---- TEXTE FOURNI

Qu’en est-il de l’implication effective du colonel Moussa Tiegboro ou du capitaine Moussa Dadis Camara dans les sévices corporels dont il a été victime ? La question a été posée.

La partie civile n'affirme pas que l’ancien président du CNDD était sorti quand lui et ses compagnons d'infortune ont été présentés à la présidence comme étant des ennemis du pouvoir. Selon lui, quand il a levé sa tête pour voir ce qui se passait, il a été roué de coups. Il a failli en mourir, a-t-il témoigné. Quant au colonel Moussa Tiegboro Camara, a-t-il participé aux sévices corporels dont il dit avoir été victime, Alpha Amadou Baldé n'affirme pas d'emblée, mais il le tient en partie pour responsable. Les hommes de Tiegboro ne peuvent pas torturer des gens pendant des jours au sein de son service sans qu'il ne soit au courant, a-t-il soutenu. Dans les traditionnelles interviews que les avocats accordent aux journalistes, Me Jean Moussa Sovogui, le conseil de cet officier a réfuté ces allégations avant de parler d’un déficit de preuves.

--------
---- JEU DE DONNÉES

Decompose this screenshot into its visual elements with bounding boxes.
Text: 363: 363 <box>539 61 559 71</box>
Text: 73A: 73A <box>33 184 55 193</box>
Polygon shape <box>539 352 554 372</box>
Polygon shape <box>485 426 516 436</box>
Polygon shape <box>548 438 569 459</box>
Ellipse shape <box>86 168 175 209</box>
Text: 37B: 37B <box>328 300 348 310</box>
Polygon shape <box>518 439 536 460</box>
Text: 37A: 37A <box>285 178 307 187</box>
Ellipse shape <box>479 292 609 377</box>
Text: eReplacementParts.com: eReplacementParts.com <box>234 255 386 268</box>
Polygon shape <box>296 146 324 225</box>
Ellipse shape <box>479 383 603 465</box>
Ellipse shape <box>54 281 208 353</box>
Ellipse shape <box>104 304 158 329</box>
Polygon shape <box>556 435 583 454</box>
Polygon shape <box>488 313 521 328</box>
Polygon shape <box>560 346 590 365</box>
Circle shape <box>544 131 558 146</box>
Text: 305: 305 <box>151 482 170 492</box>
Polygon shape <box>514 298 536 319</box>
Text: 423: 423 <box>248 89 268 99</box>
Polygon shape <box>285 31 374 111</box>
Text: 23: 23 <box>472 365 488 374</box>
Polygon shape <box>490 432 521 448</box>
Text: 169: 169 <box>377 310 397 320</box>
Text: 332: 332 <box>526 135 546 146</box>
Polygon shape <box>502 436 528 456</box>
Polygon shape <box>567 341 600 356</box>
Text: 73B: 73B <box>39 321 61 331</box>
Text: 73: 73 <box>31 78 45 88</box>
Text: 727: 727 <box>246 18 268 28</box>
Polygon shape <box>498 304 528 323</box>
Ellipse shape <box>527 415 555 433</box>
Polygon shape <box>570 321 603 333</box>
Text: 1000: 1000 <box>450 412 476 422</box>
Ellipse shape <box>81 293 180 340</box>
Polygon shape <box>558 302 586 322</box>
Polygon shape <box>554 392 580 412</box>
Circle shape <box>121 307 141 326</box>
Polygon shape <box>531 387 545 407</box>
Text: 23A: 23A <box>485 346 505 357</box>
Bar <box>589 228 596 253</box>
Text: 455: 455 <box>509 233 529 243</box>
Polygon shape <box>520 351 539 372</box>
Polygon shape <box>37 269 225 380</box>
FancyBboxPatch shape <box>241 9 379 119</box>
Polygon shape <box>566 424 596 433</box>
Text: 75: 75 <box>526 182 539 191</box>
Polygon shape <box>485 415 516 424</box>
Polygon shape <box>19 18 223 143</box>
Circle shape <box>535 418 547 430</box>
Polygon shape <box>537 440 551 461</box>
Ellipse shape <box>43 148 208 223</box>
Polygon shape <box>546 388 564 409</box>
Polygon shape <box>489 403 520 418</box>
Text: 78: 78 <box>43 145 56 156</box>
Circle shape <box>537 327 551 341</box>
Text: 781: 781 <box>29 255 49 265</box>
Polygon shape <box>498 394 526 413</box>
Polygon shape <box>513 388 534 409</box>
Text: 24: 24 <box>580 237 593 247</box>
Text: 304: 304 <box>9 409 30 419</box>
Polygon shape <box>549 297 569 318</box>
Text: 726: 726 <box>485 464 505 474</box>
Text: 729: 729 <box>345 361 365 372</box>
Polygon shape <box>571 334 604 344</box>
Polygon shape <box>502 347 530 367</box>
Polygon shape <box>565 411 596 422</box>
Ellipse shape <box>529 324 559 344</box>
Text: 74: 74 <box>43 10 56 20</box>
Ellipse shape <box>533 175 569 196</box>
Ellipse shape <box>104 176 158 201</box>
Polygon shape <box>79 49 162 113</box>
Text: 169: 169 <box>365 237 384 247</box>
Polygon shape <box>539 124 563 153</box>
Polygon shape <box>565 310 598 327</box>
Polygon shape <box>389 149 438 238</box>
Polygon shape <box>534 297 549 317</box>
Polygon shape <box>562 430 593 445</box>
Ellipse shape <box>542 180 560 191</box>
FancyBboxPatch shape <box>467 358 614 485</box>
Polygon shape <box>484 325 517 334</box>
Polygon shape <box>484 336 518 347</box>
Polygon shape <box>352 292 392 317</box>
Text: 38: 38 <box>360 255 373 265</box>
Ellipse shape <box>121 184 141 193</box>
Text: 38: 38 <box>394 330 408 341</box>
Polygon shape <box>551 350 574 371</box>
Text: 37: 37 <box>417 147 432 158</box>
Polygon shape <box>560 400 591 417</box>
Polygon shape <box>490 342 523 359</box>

--------

◆ VOS TÂCHES
A) Répondez aux questions suivantes d'après le texte fourni :
(i) Selon la partie civile, que lui est-il arrivé quand il a levé la tête pour voir ce qui se passait ?
(ii) Comment lui et ses compagnons d'infortune ont-ils été présentés à la présidence ?
(iii) Qui est le conseil du colonel Moussa Tiegboro Camara ?
B) Dans le texte fourni, remplacez « journalistes » par « médias » dans le passage qui débute aux mots « La partie civile » et s'arrête après « déficit de preuves. ».

◆ RÉPONSES DANS L'ORDRE
A)
(i) Il a été roué de coups.
(ii) Comme étant des ennemis du pouvoir.
(iii) Me Jean Moussa Sovogui.

B)
La partie civile n'affirme pas que l’ancien président du CNDD était sorti quand lui et ses compagnons d'infortune ont été présentés à la présidence comme étant des ennemis du pouvoir. Selon lui, quand il a levé sa tête pour voir ce qui se passait, il a été roué de coups. Il a failli en mourir, a-t-il témoigné. Quant au colonel Moussa Tiegboro Camara, a-t-il participé aux sévices corporels dont il dit avoir été victime, Alpha Amadou Baldé n'affirme pas d'emblée, mais il le tient en partie pour responsable. Les hommes de Tiegboro ne peuvent pas torturer des gens pendant des jours au sein de son service sans qu'il ne soit au courant, a-t-il soutenu. Dans les traditionnelles interviews que les avocats accordent aux médias, Me Jean Moussa Sovogui, le conseil de cet officier a réfuté ces allégations avant de parler d’un déficit de preuves.